Go through the entries below, tally each line with the string "género", and give the final number by itself.

======

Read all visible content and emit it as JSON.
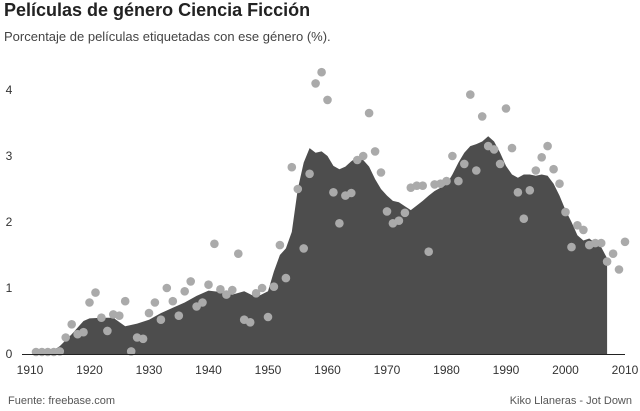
{
  "chart_data": {
    "type": "area",
    "title": "Películas de género Ciencia Ficción",
    "subtitle": "Porcentaje de películas etiquetadas con ese género (%).",
    "xlabel": "",
    "ylabel": "",
    "xlim": [
      1910,
      2010
    ],
    "ylim": [
      0,
      4.3
    ],
    "x_ticks": [
      1910,
      1920,
      1930,
      1940,
      1950,
      1960,
      1970,
      1980,
      1990,
      2000,
      2010
    ],
    "y_ticks": [
      0,
      1,
      2,
      3,
      4
    ],
    "grid": false,
    "colors": {
      "area": "#4d4d4d",
      "points": "#aaaaaa",
      "axis": "#222222"
    },
    "series": [
      {
        "kind": "area",
        "x": [
          1913,
          1915,
          1917,
          1919,
          1920,
          1922,
          1924,
          1926,
          1928,
          1930,
          1932,
          1934,
          1936,
          1938,
          1940,
          1942,
          1944,
          1946,
          1948,
          1950,
          1951,
          1952,
          1953,
          1954,
          1955,
          1956,
          1957,
          1958,
          1959,
          1960,
          1961,
          1962,
          1963,
          1964,
          1965,
          1966,
          1967,
          1968,
          1969,
          1970,
          1971,
          1972,
          1973,
          1974,
          1975,
          1976,
          1977,
          1978,
          1979,
          1980,
          1981,
          1982,
          1983,
          1984,
          1985,
          1986,
          1987,
          1988,
          1989,
          1990,
          1991,
          1992,
          1993,
          1994,
          1995,
          1996,
          1997,
          1998,
          1999,
          2000,
          2001,
          2002,
          2003,
          2004,
          2005,
          2006,
          2007
        ],
        "values": [
          0.0,
          0.12,
          0.3,
          0.5,
          0.54,
          0.55,
          0.55,
          0.42,
          0.46,
          0.52,
          0.62,
          0.7,
          0.78,
          0.88,
          0.96,
          0.94,
          0.9,
          0.95,
          0.86,
          0.95,
          1.25,
          1.5,
          1.6,
          1.85,
          2.5,
          2.9,
          3.12,
          3.05,
          3.07,
          3.0,
          2.85,
          2.8,
          2.84,
          2.92,
          2.98,
          2.94,
          2.84,
          2.65,
          2.5,
          2.4,
          2.32,
          2.3,
          2.24,
          2.18,
          2.25,
          2.32,
          2.4,
          2.47,
          2.52,
          2.57,
          2.72,
          2.9,
          3.05,
          3.15,
          3.18,
          3.22,
          3.3,
          3.22,
          3.05,
          2.85,
          2.72,
          2.67,
          2.72,
          2.72,
          2.7,
          2.72,
          2.7,
          2.58,
          2.4,
          2.18,
          2.0,
          1.8,
          1.72,
          1.75,
          1.68,
          1.62,
          1.45
        ]
      },
      {
        "kind": "scatter",
        "x": [
          1911,
          1912,
          1913,
          1914,
          1915,
          1916,
          1917,
          1918,
          1919,
          1920,
          1921,
          1922,
          1923,
          1924,
          1925,
          1926,
          1927,
          1928,
          1929,
          1930,
          1931,
          1932,
          1933,
          1934,
          1935,
          1936,
          1937,
          1938,
          1939,
          1940,
          1941,
          1942,
          1943,
          1944,
          1945,
          1946,
          1947,
          1948,
          1949,
          1950,
          1951,
          1952,
          1953,
          1954,
          1955,
          1956,
          1957,
          1958,
          1959,
          1960,
          1961,
          1962,
          1963,
          1964,
          1965,
          1966,
          1967,
          1968,
          1969,
          1970,
          1971,
          1972,
          1973,
          1974,
          1975,
          1976,
          1977,
          1978,
          1979,
          1980,
          1981,
          1982,
          1983,
          1984,
          1985,
          1986,
          1987,
          1988,
          1989,
          1990,
          1991,
          1992,
          1993,
          1994,
          1995,
          1996,
          1997,
          1998,
          1999,
          2000,
          2001,
          2002,
          2003,
          2004,
          2005,
          2006,
          2007,
          2008,
          2009,
          2010
        ],
        "values": [
          0.03,
          0.03,
          0.03,
          0.03,
          0.04,
          0.25,
          0.45,
          0.3,
          0.33,
          0.78,
          0.93,
          0.55,
          0.35,
          0.6,
          0.58,
          0.8,
          0.04,
          0.25,
          0.23,
          0.62,
          0.78,
          0.52,
          1.0,
          0.8,
          0.58,
          0.95,
          1.1,
          0.72,
          0.78,
          1.05,
          1.67,
          0.98,
          0.9,
          0.97,
          1.52,
          0.52,
          0.48,
          0.92,
          1.0,
          0.56,
          1.02,
          1.65,
          1.15,
          2.83,
          2.5,
          1.6,
          2.73,
          4.1,
          4.27,
          3.85,
          2.45,
          1.98,
          2.4,
          2.44,
          2.94,
          3.0,
          3.65,
          3.07,
          2.75,
          2.16,
          1.98,
          2.02,
          2.14,
          2.52,
          2.55,
          2.55,
          1.55,
          2.57,
          2.58,
          2.62,
          3.0,
          2.62,
          2.88,
          3.93,
          2.78,
          3.6,
          3.15,
          3.1,
          2.88,
          3.72,
          3.12,
          2.45,
          2.05,
          2.48,
          2.78,
          2.98,
          3.15,
          2.8,
          2.58,
          2.15,
          1.62,
          1.95,
          1.88,
          1.65,
          1.68,
          1.68,
          1.4,
          1.52,
          1.28,
          1.7
        ]
      }
    ]
  },
  "footer": {
    "source": "Fuente: freebase.com",
    "credit": "Kiko Llaneras - Jot Down"
  }
}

======

In response: 2